*EXERCISE GOAL*
Each entry needs to be restated exactly as written.

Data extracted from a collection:
┌────────

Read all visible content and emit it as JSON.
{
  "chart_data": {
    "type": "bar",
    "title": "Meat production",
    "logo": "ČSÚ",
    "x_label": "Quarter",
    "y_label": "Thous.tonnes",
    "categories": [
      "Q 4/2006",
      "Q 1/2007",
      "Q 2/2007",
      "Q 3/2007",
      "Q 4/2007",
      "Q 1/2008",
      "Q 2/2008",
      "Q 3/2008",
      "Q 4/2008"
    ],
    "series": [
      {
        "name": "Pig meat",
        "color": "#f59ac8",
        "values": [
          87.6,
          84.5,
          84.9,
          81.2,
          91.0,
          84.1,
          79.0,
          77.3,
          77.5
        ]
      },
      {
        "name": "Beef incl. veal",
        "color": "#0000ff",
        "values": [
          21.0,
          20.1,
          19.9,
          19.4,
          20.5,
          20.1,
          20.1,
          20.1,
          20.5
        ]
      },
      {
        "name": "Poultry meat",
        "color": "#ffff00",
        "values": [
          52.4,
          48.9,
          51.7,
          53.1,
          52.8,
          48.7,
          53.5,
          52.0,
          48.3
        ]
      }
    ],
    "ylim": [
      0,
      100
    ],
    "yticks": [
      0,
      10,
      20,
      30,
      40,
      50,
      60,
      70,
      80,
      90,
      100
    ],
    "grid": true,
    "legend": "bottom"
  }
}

└────────

*SOLUTION*
Read all visible content and emit it as JSON.
{
  "chart_data": {
    "type": "bar",
    "title": "Meat production",
    "logo": "ČSÚ",
    "x_label": "Quarter",
    "y_label": "Thous.tonnes",
    "categories": [
      "Q 4/2006",
      "Q 1/2007",
      "Q 2/2007",
      "Q 3/2007",
      "Q 4/2007",
      "Q 1/2008",
      "Q 2/2008",
      "Q 3/2008",
      "Q 4/2008"
    ],
    "series": [
      {
        "name": "Pig meat",
        "color": "#f59ac8",
        "values": [
          87.6,
          84.5,
          84.9,
          81.2,
          91.0,
          84.1,
          79.0,
          77.3,
          77.5
        ]
      },
      {
        "name": "Beef incl. veal",
        "color": "#0000ff",
        "values": [
          21.0,
          20.1,
          19.9,
          19.4,
          20.5,
          20.1,
          20.1,
          20.1,
          20.5
        ]
      },
      {
        "name": "Poultry meat",
        "color": "#ffff00",
        "values": [
          52.4,
          48.9,
          51.7,
          53.1,
          52.8,
          48.7,
          53.5,
          52.0,
          48.3
        ]
      }
    ],
    "ylim": [
      0,
      100
    ],
    "yticks": [
      0,
      10,
      20,
      30,
      40,
      50,
      60,
      70,
      80,
      90,
      100
    ],
    "grid": true,
    "legend": "bottom"
  }
}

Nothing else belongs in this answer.